What the task asks:
Take each line that has the word "player" and return it.

+===+

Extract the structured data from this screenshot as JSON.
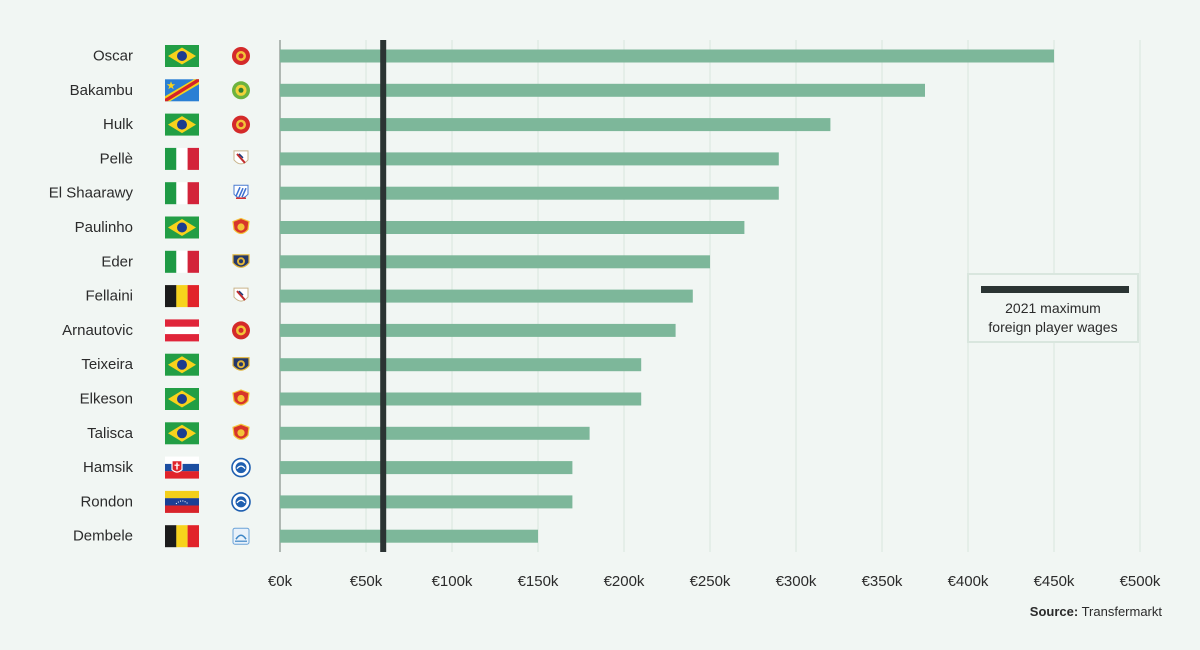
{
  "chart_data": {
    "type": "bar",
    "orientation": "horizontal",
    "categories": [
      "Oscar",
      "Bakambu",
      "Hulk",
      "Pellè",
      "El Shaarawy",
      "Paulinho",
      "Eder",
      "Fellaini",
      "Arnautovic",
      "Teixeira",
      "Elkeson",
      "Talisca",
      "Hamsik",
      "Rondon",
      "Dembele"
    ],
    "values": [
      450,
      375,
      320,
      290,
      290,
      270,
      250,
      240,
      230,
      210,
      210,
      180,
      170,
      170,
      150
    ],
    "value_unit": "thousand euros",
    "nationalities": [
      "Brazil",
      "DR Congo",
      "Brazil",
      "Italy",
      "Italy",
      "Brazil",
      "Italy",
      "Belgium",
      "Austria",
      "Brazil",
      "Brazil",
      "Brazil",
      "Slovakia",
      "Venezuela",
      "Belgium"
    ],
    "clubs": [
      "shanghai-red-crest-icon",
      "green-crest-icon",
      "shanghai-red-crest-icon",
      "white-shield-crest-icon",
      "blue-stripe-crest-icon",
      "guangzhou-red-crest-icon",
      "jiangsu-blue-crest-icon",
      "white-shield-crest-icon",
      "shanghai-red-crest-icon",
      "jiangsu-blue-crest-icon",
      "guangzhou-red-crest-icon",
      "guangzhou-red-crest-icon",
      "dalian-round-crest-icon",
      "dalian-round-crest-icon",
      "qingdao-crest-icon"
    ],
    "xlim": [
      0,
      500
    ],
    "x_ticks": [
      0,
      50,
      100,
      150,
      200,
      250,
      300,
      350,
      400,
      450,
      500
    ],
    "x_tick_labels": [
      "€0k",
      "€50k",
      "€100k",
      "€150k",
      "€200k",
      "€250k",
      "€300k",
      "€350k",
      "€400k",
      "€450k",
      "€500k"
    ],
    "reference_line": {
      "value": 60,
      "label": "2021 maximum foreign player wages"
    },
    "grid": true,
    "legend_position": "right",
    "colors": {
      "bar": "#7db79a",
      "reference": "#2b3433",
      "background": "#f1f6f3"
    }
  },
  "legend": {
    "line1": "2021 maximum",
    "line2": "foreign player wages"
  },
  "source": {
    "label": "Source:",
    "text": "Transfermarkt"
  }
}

+===+

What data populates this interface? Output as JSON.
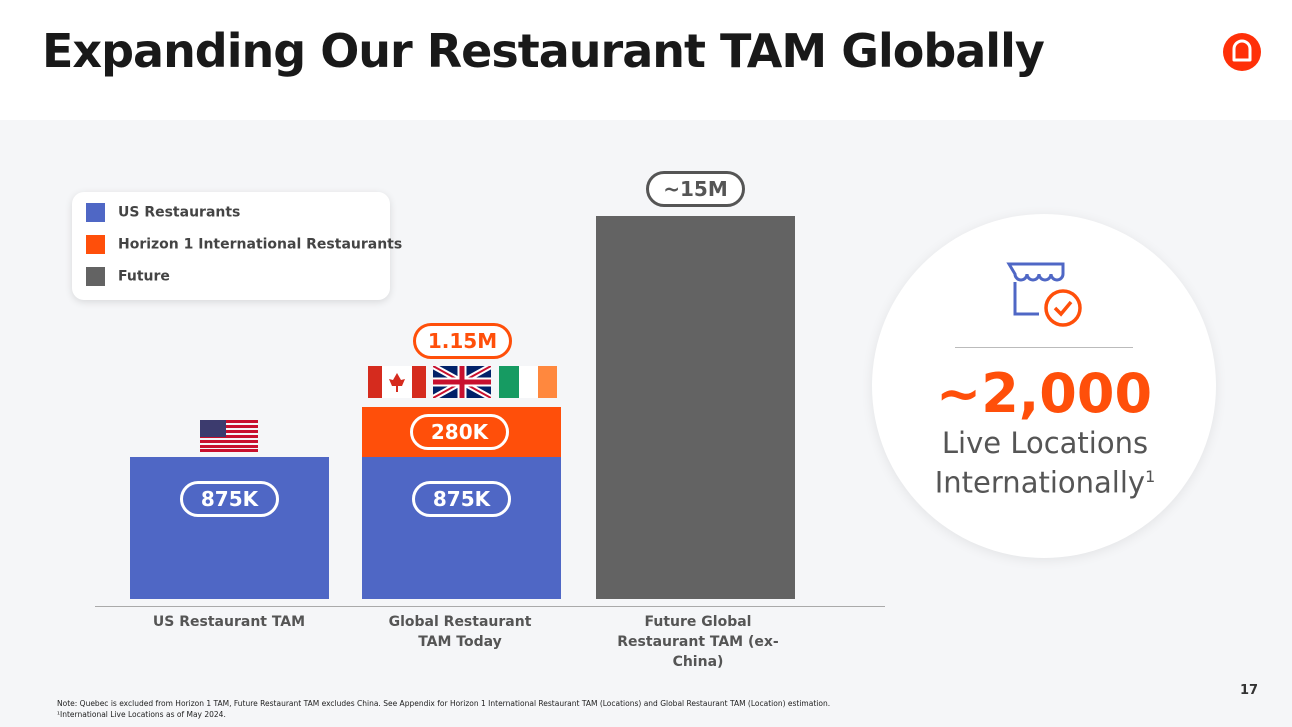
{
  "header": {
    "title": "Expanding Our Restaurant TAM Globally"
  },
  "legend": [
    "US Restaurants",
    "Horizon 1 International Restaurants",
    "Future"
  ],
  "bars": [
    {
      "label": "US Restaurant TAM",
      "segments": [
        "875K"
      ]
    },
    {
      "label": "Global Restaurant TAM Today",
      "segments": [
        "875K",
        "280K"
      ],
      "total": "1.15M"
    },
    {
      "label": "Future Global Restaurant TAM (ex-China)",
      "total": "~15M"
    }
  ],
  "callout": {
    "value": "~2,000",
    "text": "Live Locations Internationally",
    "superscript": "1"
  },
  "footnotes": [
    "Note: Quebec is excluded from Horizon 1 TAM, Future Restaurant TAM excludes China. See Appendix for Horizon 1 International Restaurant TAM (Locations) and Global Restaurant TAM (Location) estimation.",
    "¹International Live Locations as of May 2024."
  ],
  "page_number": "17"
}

+===+

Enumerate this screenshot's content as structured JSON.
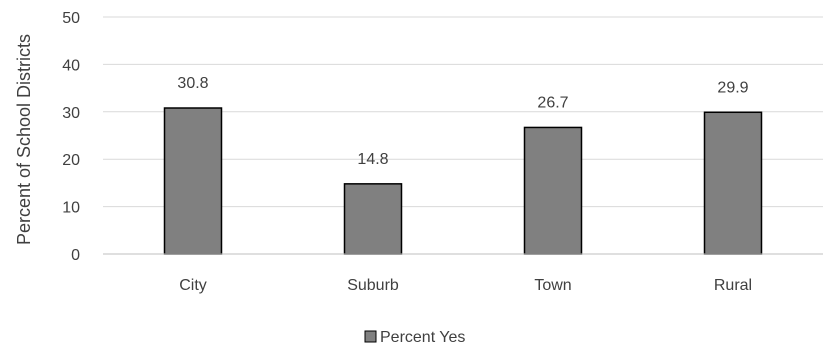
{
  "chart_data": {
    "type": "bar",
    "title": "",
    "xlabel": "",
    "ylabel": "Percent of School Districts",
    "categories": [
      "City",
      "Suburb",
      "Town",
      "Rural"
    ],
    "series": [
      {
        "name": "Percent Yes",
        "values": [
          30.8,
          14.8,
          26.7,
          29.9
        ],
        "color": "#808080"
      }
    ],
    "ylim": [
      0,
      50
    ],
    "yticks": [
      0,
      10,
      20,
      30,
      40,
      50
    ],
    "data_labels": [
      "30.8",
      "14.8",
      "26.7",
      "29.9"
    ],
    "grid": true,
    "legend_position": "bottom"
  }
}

+===+

Result:
      "label": "2021 maximum foreign player wages"
    "line2": "foreign player wages"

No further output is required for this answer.